### Task goal
Locate each line containing the string "France" and copy it out.

___ Provided data ___

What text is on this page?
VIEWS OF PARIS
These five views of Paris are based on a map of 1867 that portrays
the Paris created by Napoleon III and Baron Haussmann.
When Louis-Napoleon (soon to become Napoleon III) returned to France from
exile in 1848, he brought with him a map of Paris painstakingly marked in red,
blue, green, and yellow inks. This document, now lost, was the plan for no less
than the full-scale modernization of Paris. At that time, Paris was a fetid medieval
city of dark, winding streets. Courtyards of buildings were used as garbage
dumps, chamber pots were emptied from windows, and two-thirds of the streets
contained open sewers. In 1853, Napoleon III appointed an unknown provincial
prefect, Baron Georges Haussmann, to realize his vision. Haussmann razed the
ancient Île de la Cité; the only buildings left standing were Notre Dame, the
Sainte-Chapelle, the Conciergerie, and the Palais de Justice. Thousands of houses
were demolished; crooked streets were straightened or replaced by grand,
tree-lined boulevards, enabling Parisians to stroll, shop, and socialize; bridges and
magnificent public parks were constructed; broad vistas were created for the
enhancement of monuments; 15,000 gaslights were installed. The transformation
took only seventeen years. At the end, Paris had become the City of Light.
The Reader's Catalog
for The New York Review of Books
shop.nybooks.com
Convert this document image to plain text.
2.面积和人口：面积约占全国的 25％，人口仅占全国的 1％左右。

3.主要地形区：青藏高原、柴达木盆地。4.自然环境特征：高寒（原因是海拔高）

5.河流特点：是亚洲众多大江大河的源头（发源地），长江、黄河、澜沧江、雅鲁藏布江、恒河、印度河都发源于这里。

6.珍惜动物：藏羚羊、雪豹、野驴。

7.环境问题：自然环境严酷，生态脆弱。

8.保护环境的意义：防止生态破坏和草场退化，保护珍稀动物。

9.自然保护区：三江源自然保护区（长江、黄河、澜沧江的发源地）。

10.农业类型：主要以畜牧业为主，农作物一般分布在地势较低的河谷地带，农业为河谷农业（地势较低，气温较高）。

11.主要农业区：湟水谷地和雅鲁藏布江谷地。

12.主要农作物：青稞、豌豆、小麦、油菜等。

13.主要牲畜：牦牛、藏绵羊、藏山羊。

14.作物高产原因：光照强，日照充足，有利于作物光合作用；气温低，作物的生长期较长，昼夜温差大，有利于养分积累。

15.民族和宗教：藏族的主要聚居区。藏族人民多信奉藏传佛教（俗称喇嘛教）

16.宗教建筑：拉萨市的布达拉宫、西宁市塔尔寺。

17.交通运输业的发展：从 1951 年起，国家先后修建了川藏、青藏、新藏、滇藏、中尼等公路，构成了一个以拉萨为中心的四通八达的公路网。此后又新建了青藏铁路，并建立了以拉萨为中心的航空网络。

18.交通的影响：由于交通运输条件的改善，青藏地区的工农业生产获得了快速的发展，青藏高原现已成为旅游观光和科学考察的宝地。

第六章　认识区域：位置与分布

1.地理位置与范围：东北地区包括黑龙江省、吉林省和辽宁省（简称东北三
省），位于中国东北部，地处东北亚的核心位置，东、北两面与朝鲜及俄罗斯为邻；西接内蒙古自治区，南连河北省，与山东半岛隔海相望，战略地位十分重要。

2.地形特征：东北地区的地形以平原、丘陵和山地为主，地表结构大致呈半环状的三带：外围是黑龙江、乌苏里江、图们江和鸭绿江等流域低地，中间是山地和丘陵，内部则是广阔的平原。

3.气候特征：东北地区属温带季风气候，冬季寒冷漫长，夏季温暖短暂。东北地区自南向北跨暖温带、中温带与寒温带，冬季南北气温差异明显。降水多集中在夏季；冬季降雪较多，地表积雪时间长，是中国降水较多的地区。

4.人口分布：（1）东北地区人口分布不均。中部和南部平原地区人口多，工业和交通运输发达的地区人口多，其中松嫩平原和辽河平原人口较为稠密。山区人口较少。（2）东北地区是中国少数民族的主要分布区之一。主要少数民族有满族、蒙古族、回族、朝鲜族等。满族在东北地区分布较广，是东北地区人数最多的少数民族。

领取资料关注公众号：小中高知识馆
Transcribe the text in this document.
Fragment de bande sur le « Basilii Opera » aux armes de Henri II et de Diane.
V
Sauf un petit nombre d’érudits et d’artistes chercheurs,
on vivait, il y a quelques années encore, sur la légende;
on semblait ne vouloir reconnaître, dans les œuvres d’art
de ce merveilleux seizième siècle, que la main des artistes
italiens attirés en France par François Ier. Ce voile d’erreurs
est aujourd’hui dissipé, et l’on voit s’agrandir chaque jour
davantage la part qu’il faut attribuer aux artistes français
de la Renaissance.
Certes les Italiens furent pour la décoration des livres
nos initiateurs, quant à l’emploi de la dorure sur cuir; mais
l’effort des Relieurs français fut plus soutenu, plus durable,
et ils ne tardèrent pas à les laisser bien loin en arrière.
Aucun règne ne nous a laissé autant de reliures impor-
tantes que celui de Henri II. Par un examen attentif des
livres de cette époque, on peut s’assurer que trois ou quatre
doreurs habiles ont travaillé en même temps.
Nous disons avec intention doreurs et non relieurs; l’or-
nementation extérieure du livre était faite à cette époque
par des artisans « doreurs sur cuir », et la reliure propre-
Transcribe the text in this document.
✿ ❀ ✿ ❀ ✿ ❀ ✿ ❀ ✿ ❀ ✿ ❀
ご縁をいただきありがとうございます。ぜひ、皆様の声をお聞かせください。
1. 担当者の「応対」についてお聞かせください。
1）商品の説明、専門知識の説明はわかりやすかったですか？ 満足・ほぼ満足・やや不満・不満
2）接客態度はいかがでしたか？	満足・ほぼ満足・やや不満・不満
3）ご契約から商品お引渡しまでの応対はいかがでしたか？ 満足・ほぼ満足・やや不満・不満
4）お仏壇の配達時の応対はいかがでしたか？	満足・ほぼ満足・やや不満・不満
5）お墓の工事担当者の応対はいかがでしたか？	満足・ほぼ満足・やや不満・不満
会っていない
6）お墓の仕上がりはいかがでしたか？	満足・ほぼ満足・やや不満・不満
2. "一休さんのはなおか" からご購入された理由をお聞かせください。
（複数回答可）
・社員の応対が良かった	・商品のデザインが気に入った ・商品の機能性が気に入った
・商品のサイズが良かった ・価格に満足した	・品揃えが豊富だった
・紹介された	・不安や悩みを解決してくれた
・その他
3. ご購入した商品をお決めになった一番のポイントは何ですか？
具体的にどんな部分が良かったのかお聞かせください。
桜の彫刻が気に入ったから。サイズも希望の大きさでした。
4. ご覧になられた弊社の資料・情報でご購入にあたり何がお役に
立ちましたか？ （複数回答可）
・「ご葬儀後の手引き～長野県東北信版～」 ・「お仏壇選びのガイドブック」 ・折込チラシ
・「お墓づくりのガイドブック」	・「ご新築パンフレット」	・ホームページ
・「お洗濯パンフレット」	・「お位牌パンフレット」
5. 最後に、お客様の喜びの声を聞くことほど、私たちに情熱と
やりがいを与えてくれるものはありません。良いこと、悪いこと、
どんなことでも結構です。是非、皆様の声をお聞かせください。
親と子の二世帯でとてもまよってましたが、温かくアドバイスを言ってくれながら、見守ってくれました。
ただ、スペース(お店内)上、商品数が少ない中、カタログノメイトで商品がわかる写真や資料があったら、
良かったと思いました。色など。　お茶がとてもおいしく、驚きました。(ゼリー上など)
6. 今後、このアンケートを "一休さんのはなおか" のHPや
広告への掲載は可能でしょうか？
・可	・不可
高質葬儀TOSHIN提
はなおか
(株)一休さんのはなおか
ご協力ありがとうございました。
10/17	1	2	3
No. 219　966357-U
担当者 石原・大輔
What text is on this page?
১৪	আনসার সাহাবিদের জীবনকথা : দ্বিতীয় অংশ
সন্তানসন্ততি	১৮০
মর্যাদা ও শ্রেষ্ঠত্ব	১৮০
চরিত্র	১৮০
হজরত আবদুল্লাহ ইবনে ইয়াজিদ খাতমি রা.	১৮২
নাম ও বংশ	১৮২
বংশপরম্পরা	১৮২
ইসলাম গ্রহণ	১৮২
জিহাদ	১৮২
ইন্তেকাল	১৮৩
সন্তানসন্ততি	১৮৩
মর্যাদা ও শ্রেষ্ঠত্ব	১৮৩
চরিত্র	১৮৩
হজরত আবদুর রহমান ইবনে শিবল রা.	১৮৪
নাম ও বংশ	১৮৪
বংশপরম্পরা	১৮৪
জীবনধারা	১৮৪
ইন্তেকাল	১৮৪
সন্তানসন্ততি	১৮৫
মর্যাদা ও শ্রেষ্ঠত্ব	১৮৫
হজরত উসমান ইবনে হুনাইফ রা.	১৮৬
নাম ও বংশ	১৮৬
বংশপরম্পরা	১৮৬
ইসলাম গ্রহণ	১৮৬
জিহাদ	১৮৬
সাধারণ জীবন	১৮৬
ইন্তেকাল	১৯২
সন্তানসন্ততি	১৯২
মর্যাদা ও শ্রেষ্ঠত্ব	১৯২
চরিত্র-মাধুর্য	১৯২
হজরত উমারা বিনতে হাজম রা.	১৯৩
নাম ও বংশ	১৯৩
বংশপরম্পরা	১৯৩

___

### Reply
When Louis-Napoleon (soon to become Napoleon III) returned to France from
italiens attirés en France par François Ier. Ce voile d’erreurs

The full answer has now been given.